Exercise:
Copy out all lines carrying the word "ירושלים".
+++ Data for the task
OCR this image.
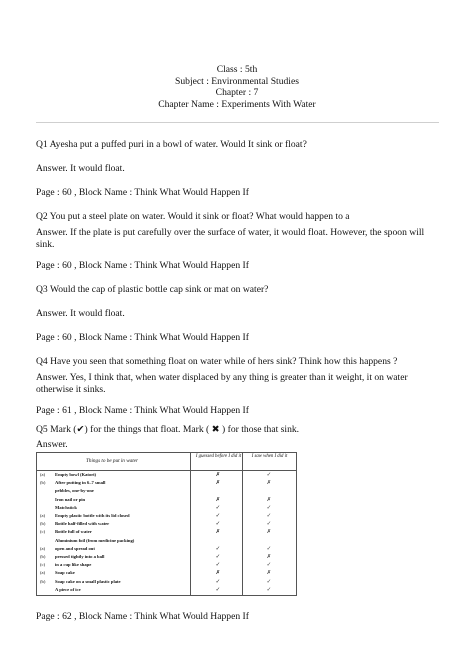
Class : 5th
Subject : Environmental Studies
Chapter : 7
Chapter Name : Experiments With Water
Q1 Ayesha put a puffed puri in a bowl of water. Would It sink or float?
Answer. It would float.
Page : 60 , Block Name : Think What Would Happen If
Q2 You put a steel plate on water. Would it sink or float? What would happen to a
Answer. If the plate is put carefully over the surface of water, it would float. However, the spoon will sink.
Page : 60 , Block Name : Think What Would Happen If
Q3 Would the cap of plastic bottle cap sink or mat on water?
Answer. It would float.
Page : 60 , Block Name : Think What Would Happen If
Q4 Have you seen that something float on water while of hers sink? Think how this happens ?
Answer. Yes, I think that, when water displaced by any thing is greater than it weight, it on water otherwise it sinks.
Page : 61 , Block Name : Think What Would Happen If
Q5 Mark (✔) for the things that float. Mark ( ✖ ) for those that sink.
Answer.
Things to be put in water
I guessed before I did it	I saw when I did it
(a)	Empty bowl (Katori)	✗	✓
(b)	After putting in 6–7 small	✗	✗
pebbles, one-by-one
Iron nail or pin	✗	✗
Matchstick	✓	✓
(a)	Empty plastic bottle with its lid closed	✓	✓
(b)	Bottle half-filled with water	✓	✓
(c)	Bottle full of water	✗	✗
Aluminium foil (from medicine packing)
(a)	open and spread out	✓	✓
(b)	pressed tightly into a ball	✓	✗
(c)	in a cup like shape	✓	✓
(a)	Soap cake	✗	✗
(b)	Soap cake on a small plastic plate	✓	✓
A piece of ice	✓	✓
Page : 62 , Block Name : Think What Would Happen If
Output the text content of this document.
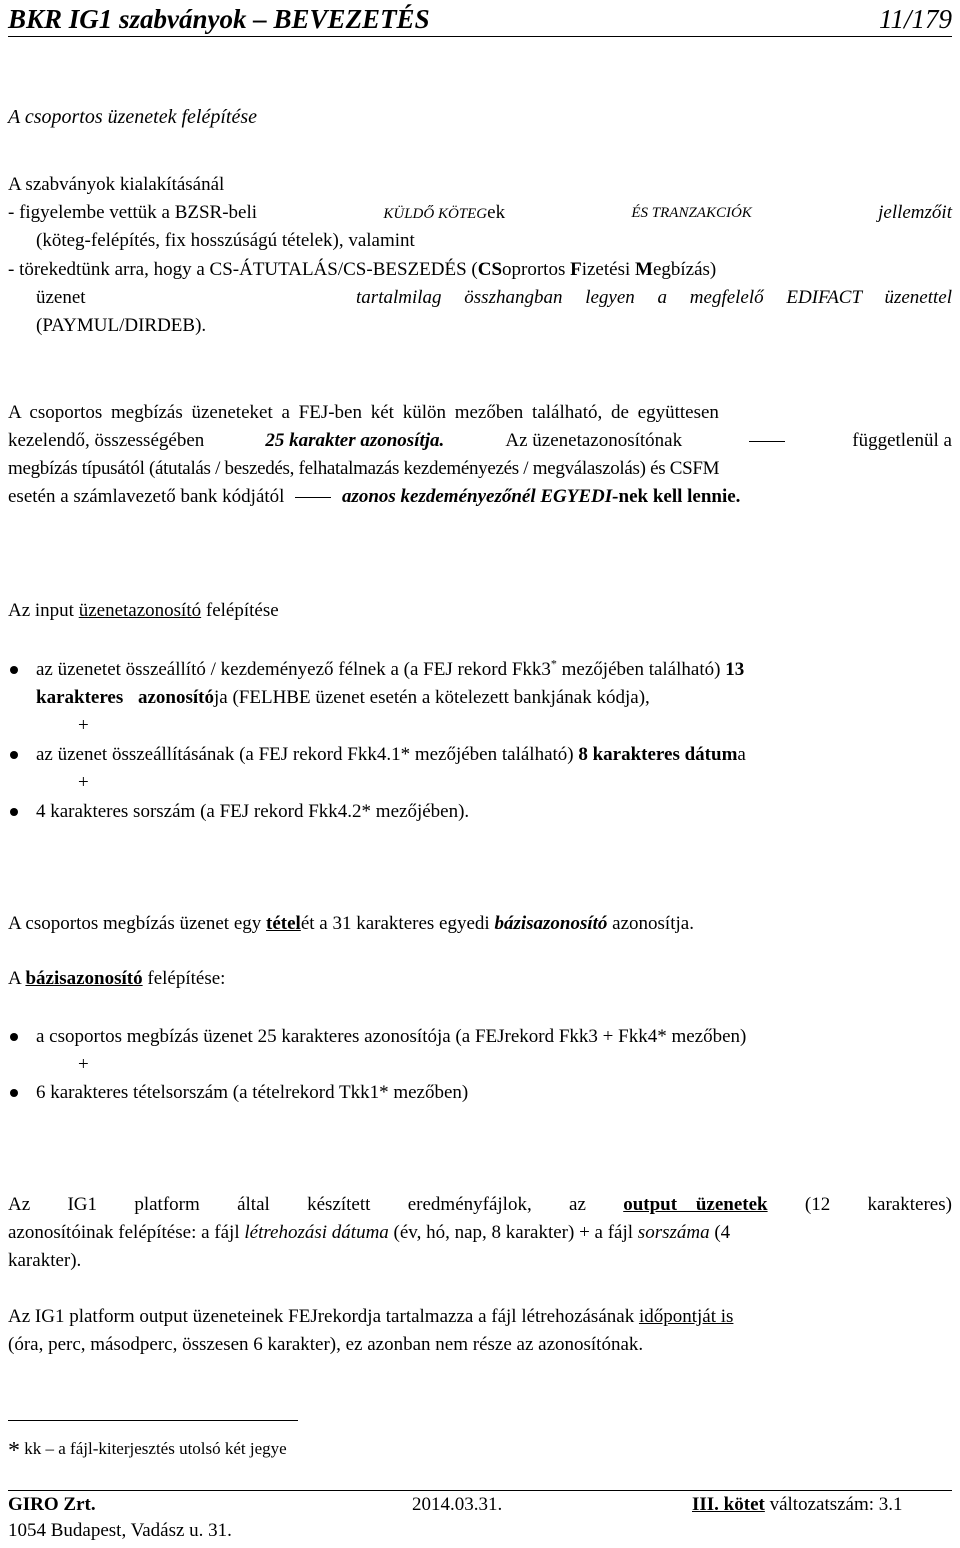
BKR IG1 szabványok – BEVEZETÉS	11/179
A csoportos üzenetek felépítése
A szabványok kialakításánál
- figyelembe vettük a BZSR-beli	KÜLDŐ KÖTEGek	ÉS TRANZAKCIÓK	jellemzőit
(köteg-felépítés, fix hosszúságú tételek), valamint
- törekedtünk arra, hogy a CS-ÁTUTALÁS/CS-BESZEDÉS (CSoprortos Fizetési Megbízás)
üzenet	tartalmilag összhangban legyen a megfelelő EDIFACT üzenettel
(PAYMUL/DIRDEB).
A csoportos megbízás üzeneteket a FEJ-ben két külön mezőben található, de együttesen
kezelendő, összességében	25 karakter azonosítja.	Az üzenetazonosítónak	függetlenül a
megbízás típusától (átutalás / beszedés, felhatalmazás kezdeményezés / megválaszolás) és CSFM
esetén a számlavezető bank kódjától	azonos kezdeményezőnél EGYEDI-nek kell lennie.
Az input üzenetazonosító felépítése
az üzenetet összeállító / kezdeményező félnek a (a FEJ rekord Fkk3* mezőjében található) 13
karakteres azonosítója (FELHBE üzenet esetén a kötelezett bankjának kódja),
+
az üzenet összeállításának (a FEJ rekord Fkk4.1* mezőjében található) 8 karakteres dátuma
+
4 karakteres sorszám (a FEJ rekord Fkk4.2* mezőjében).
A csoportos megbízás üzenet egy tételét a 31 karakteres egyedi bázisazonosító azonosítja.
A bázisazonosító felépítése:
a csoportos megbízás üzenet 25 karakteres azonosítója (a FEJrekord Fkk3 + Fkk4* mezőben)
+
6 karakteres tételsorszám (a tételrekord Tkk1* mezőben)
Az IG1 platform által készített eredményfájlok, az output üzenetek (12 karakteres)
azonosítóinak felépítése: a fájl létrehozási dátuma (év, hó, nap, 8 karakter) + a fájl sorszáma (4
karakter).
Az IG1 platform output üzeneteinek FEJrekordja tartalmazza a fájl létrehozásának időpontját is
(óra, perc, másodperc, összesen 6 karakter), ez azonban nem része az azonosítónak.
* kk – a fájl-kiterjesztés utolsó két jegye
GIRO Zrt.	2014.03.31.	III. kötet változatszám: 3.1
1054 Budapest, Vadász u. 31.
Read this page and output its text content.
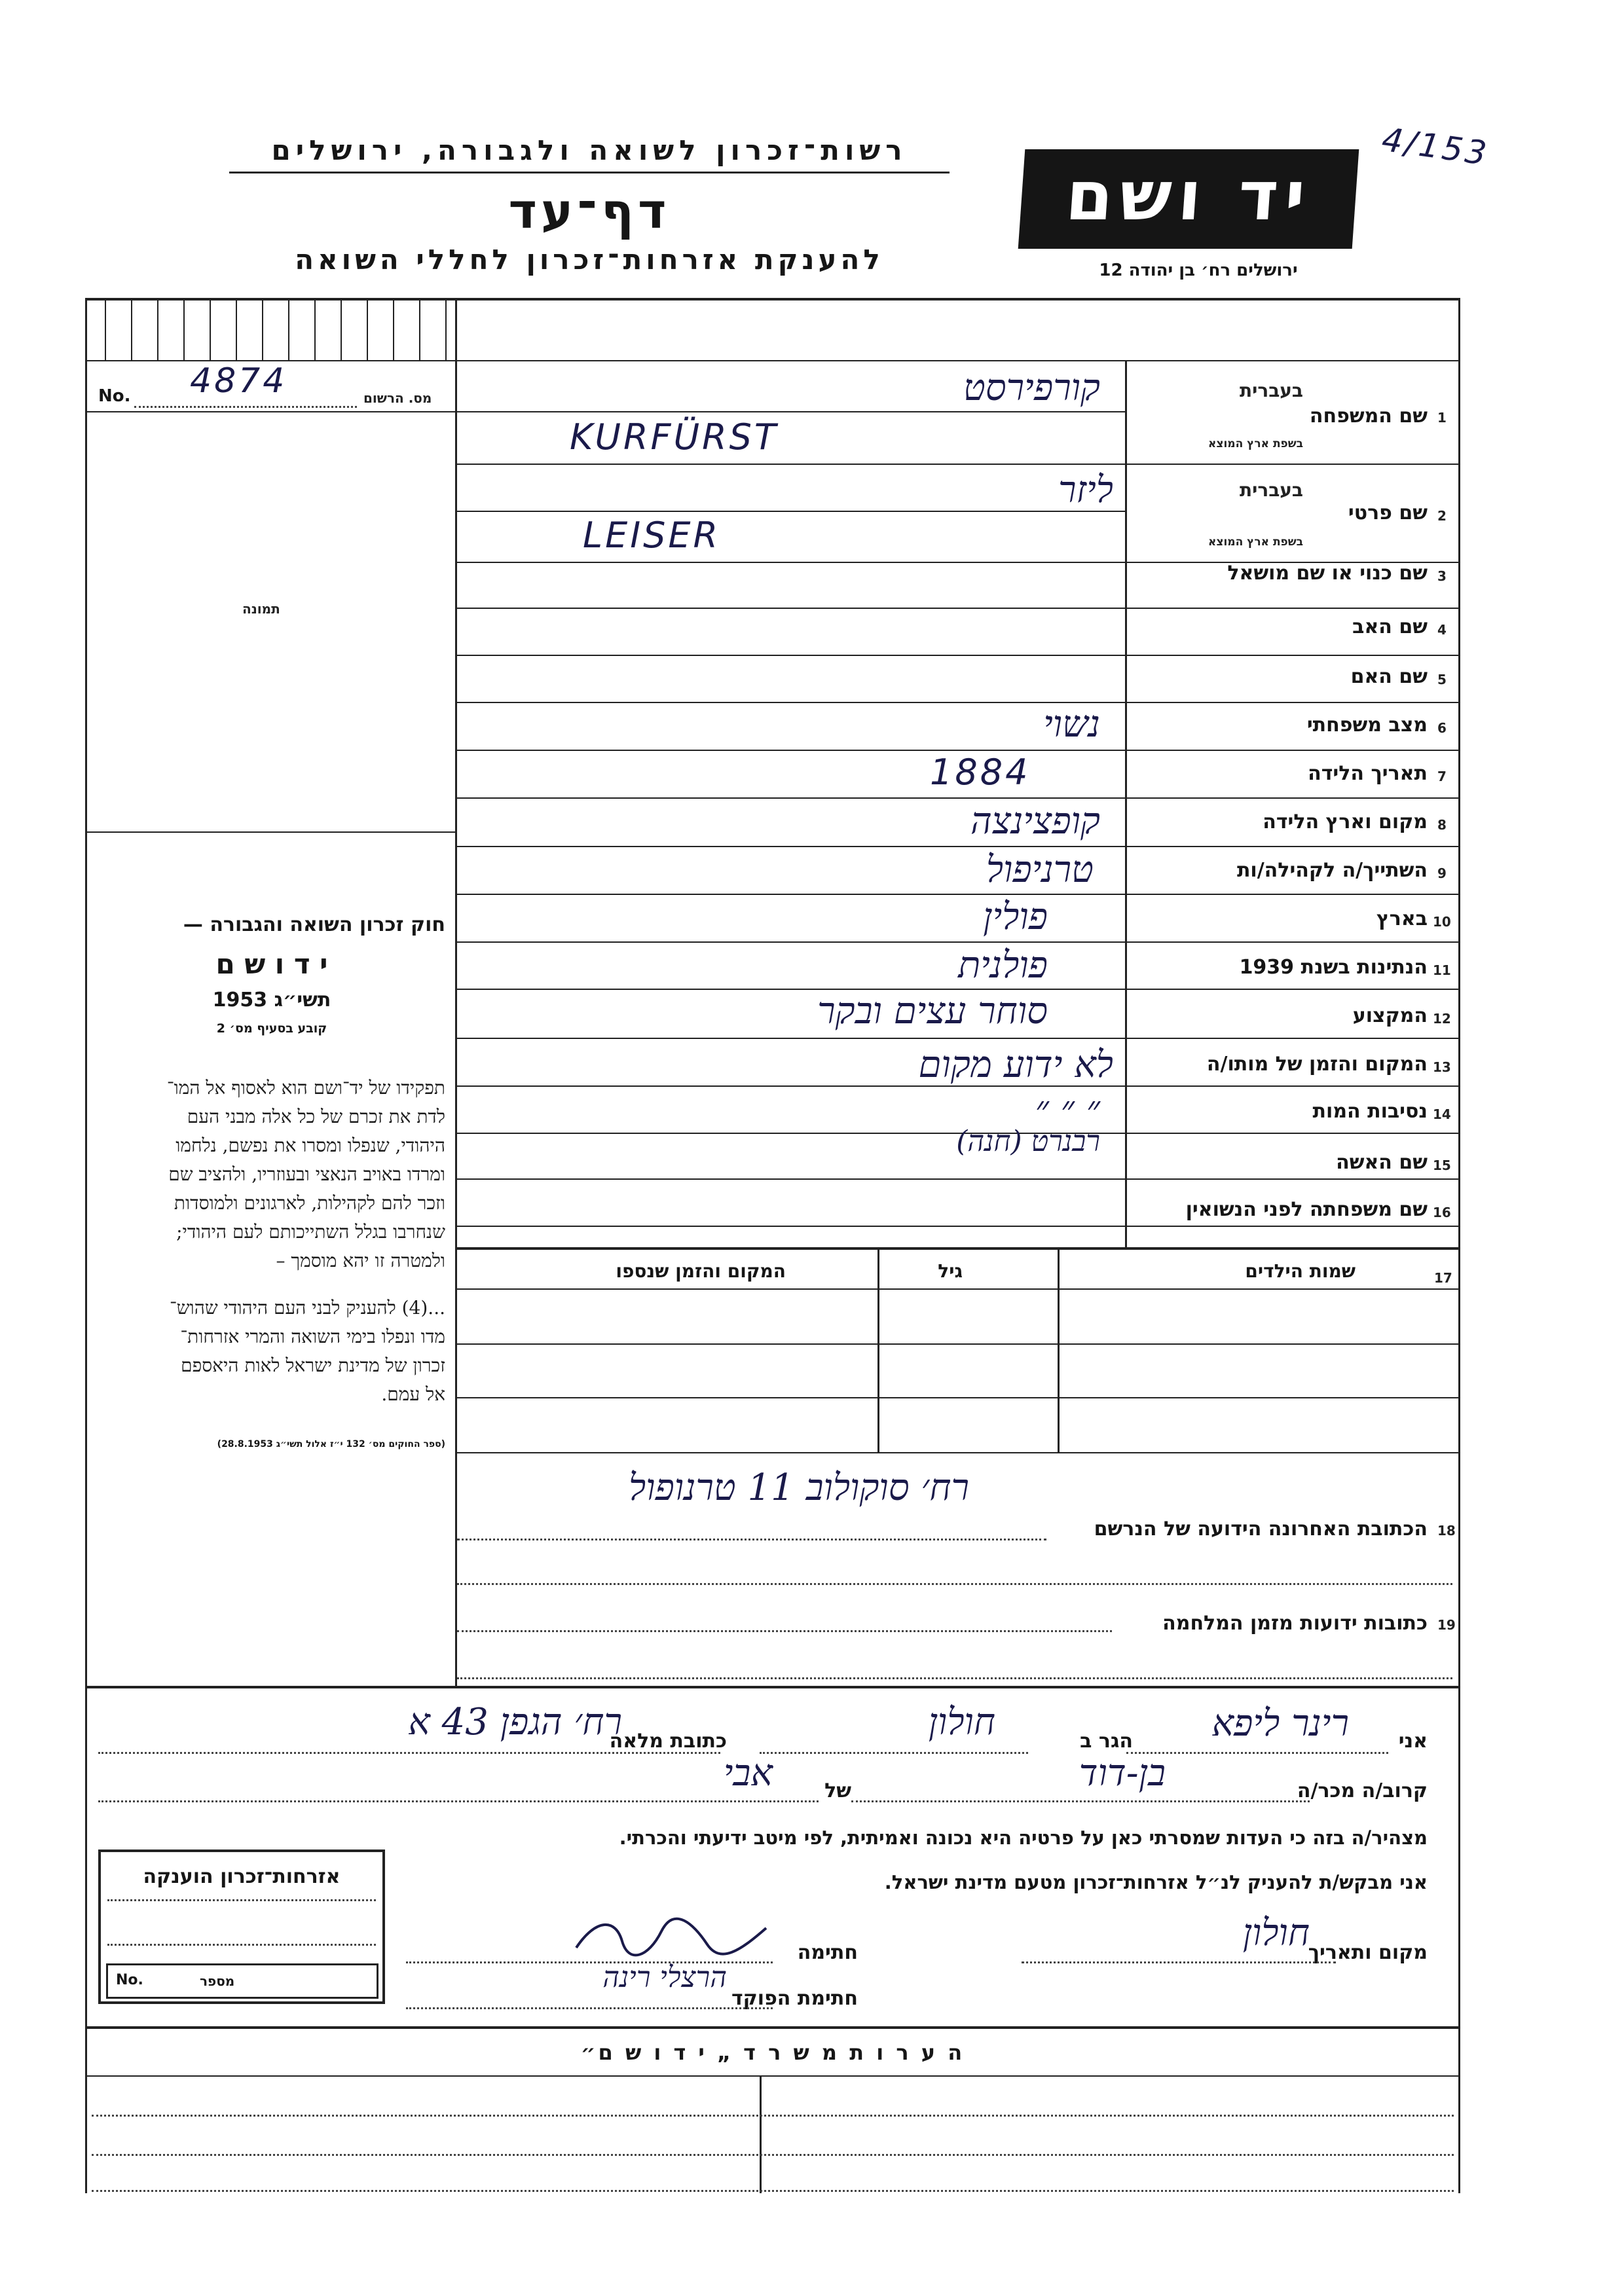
4/153
רשות־זכרון לשואה ולגבורה, ירושלים
דף־עד
להענקת אזרחות־זכרון לחללי השואה
יד ושם
ירושלים רח׳ בן יהודה 12
No. 4874	מס. הרשום
תמונה
חוק זכרון השואה והגבורה —
י ד ו ש ם
תשי״ג 1953
קובע בסעיף מס׳ 2
תפקידו של יד־ושם הוא לאסוף אל המו־
לדת את זכרם של כל אלה מבני העם
היהודי, שנפלו ומסרו את נפשם, נלחמו
ומרדו באויב הנאצי ובעוזריו, ולהציב שם
וזכר להם לקהילות, לארגונים ולמוסדות
שנחרבו בגלל השתייכותם לעם היהודי;
ולמטרה זו יהא מוסמך –
...(4) להעניק לבני העם היהודי שהוש־
מדו ונפלו בימי השואה והמרי אזרחות־
זכרון של מדינת ישראל לאות היאספם
אל עמם.
(ספר החוקים מס׳ 132 י״ז אלול תשי״ג 28.8.1953)
1
שם המשפחה
בעברית
בשפת ארץ המוצא
קורפירסט
KURFÜRST
2
שם פרטי
בעברית
בשפת ארץ המוצא
ליזר
LEISER
3
שם כנוי או שם מושאל
4
שם האב
5
שם האם
6
מצב משפחתי
נשוי
7
תאריך הלידה
1884
8
מקום וארץ הלידה
קופצינצה
9
השתייך/ה לקהילה/ות
טרניפול
10
בארץ
פולין
11
הנתינות בשנת 1939
פולנית
12
המקצוע
סוחר עצים ובקר
13
המקום והזמן של מותו/ה
לא ידוע מקום
14
נסיבות המות
״ ״ ״
15
שם האשה
רבנרט (חנה)
16
שם משפחתה לפני הנשואין
17
שמות הילדים
גיל
המקום והזמן שנספו
רח׳ סוקולוב 11 טרנופול
הכתובת האחרונה הידועה של הנרשם 18
כתובות ידועות מזמן המלחמה 19
אני
רינר ליפא
הגר ב
חולון
כתובת מלאה
רח׳ הגפן 43 א
קרוב/ה מכר/ה
בן-דוד
של
אבי
מצהיר/ה בזה כי העדות שמסרתי כאן על פרטיה היא נכונה ואמיתית, לפי מיטב ידיעתי והכרתי.
אני מבקש/ת להעניק לנ״ל אזרחות־זכרון מטעם מדינת ישראל.
מקום ותאריך
חולון
חתימה
חתימת הפוקד
הרצלי רינה
אזרחות־זכרון הוענקה
No.	מספר
ה ע ר ו ת מ ש ר ד „ י ד ו ש ם״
++++++
Solved exercise:
רשות־זכרון לשואה ולגבורה, ירושלים
ירושלים רח׳ בן יהודה 12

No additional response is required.